> _Request_
Each line of the material must be repeated precisely, with the pictures left out.

> _Source material_
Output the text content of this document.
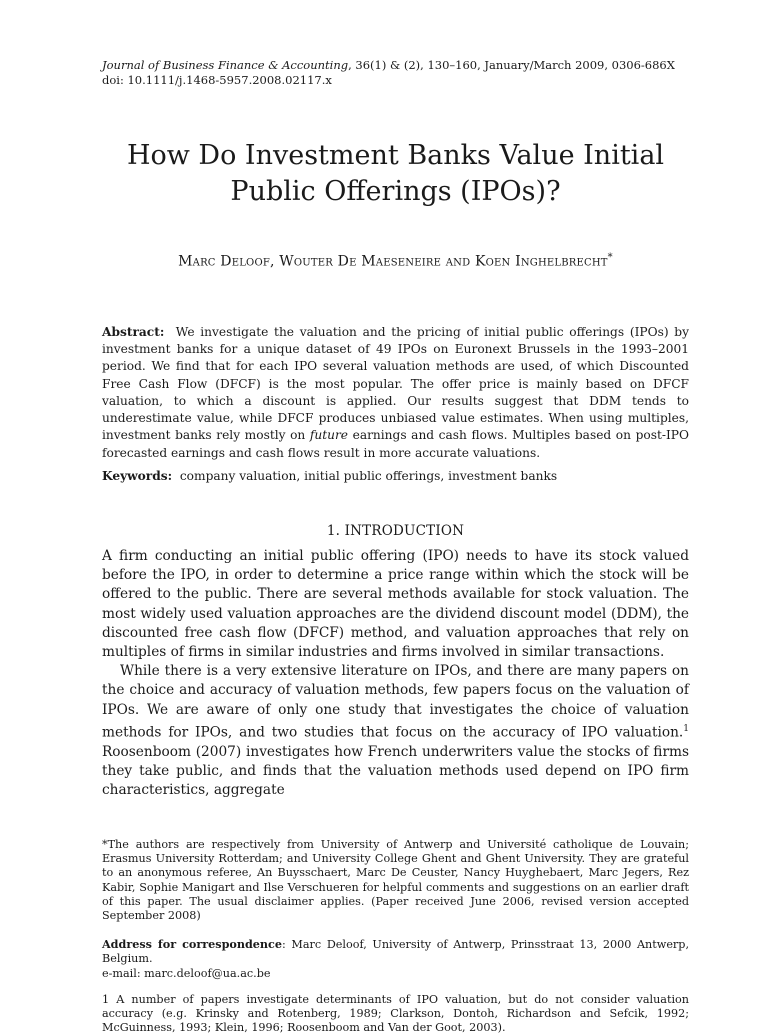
Journal of Business Finance & Accounting, 36(1) & (2), 130–160, January/March 2009, 0306-686X
doi: 10.1111/j.1468-5957.2008.02117.x
How Do Investment Banks Value Initial Public Offerings (IPOs)?
Marc Deloof, Wouter De Maeseneire and Koen Inghelbrecht*
Abstract: We investigate the valuation and the pricing of initial public offerings (IPOs) by investment banks for a unique dataset of 49 IPOs on Euronext Brussels in the 1993–2001 period. We find that for each IPO several valuation methods are used, of which Discounted Free Cash Flow (DFCF) is the most popular. The offer price is mainly based on DFCF valuation, to which a discount is applied. Our results suggest that DDM tends to underestimate value, while DFCF produces unbiased value estimates. When using multiples, investment banks rely mostly on future earnings and cash flows. Multiples based on post-IPO forecasted earnings and cash flows result in more accurate valuations.
Keywords: company valuation, initial public offerings, investment banks
1. INTRODUCTION

A firm conducting an initial public offering (IPO) needs to have its stock valued before the IPO, in order to determine a price range within which the stock will be offered to the public. There are several methods available for stock valuation. The most widely used valuation approaches are the dividend discount model (DDM), the discounted free cash flow (DFCF) method, and valuation approaches that rely on multiples of firms in similar industries and firms involved in similar transactions.

While there is a very extensive literature on IPOs, and there are many papers on the choice and accuracy of valuation methods, few papers focus on the valuation of IPOs. We are aware of only one study that investigates the choice of valuation methods for IPOs, and two studies that focus on the accuracy of IPO valuation.$^1$ Roosenboom (2007) investigates how French underwriters value the stocks of firms they take public, and finds that the valuation methods used depend on IPO firm characteristics, aggregate

*The authors are respectively from University of Antwerp and Université catholique de Louvain; Erasmus University Rotterdam; and University College Ghent and Ghent University. They are grateful to an anonymous referee, An Buysschaert, Marc De Ceuster, Nancy Huyghebaert, Marc Jegers, Rez Kabir, Sophie Manigart and Ilse Verschueren for helpful comments and suggestions on an earlier draft of this paper. The usual disclaimer applies. (Paper received June 2006, revised version accepted September 2008)

Address for correspondence: Marc Deloof, University of Antwerp, Prinsstraat 13, 2000 Antwerp, Belgium.

e-mail: marc.deloof@ua.ac.be

1 A number of papers investigate determinants of IPO valuation, but do not consider valuation accuracy (e.g. Krinsky and Rotenberg, 1989; Clarkson, Dontoh, Richardson and Sefcik, 1992; McGuinness, 1993; Klein, 1996; Roosenboom and Van der Goot, 2003).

> _Exercise result_
Output the text content of this document.
Journal of Business Finance & Accounting, 36(1) & (2), 130–160, January/March 2009, 0306-686X
doi: 10.1111/j.1468-5957.2008.02117.x
How Do Investment Banks Value Initial Public Offerings (IPOs)?
Marc Deloof, Wouter De Maeseneire and Koen Inghelbrecht*
Abstract: We investigate the valuation and the pricing of initial public offerings (IPOs) by investment banks for a unique dataset of 49 IPOs on Euronext Brussels in the 1993–2001 period. We find that for each IPO several valuation methods are used, of which Discounted Free Cash Flow (DFCF) is the most popular. The offer price is mainly based on DFCF valuation, to which a discount is applied. Our results suggest that DDM tends to underestimate value, while DFCF produces unbiased value estimates. When using multiples, investment banks rely mostly on future earnings and cash flows. Multiples based on post-IPO forecasted earnings and cash flows result in more accurate valuations.
Keywords: company valuation, initial public offerings, investment banks
1. INTRODUCTION

A firm conducting an initial public offering (IPO) needs to have its stock valued before the IPO, in order to determine a price range within which the stock will be offered to the public. There are several methods available for stock valuation. The most widely used valuation approaches are the dividend discount model (DDM), the discounted free cash flow (DFCF) method, and valuation approaches that rely on multiples of firms in similar industries and firms involved in similar transactions.

While there is a very extensive literature on IPOs, and there are many papers on the choice and accuracy of valuation methods, few papers focus on the valuation of IPOs. We are aware of only one study that investigates the choice of valuation methods for IPOs, and two studies that focus on the accuracy of IPO valuation.$^1$ Roosenboom (2007) investigates how French underwriters value the stocks of firms they take public, and finds that the valuation methods used depend on IPO firm characteristics, aggregate

*The authors are respectively from University of Antwerp and Université catholique de Louvain; Erasmus University Rotterdam; and University College Ghent and Ghent University. They are grateful to an anonymous referee, An Buysschaert, Marc De Ceuster, Nancy Huyghebaert, Marc Jegers, Rez Kabir, Sophie Manigart and Ilse Verschueren for helpful comments and suggestions on an earlier draft of this paper. The usual disclaimer applies. (Paper received June 2006, revised version accepted September 2008)

Address for correspondence: Marc Deloof, University of Antwerp, Prinsstraat 13, 2000 Antwerp, Belgium.

e-mail: marc.deloof@ua.ac.be

1 A number of papers investigate determinants of IPO valuation, but do not consider valuation accuracy (e.g. Krinsky and Rotenberg, 1989; Clarkson, Dontoh, Richardson and Sefcik, 1992; McGuinness, 1993; Klein, 1996; Roosenboom and Van der Goot, 2003).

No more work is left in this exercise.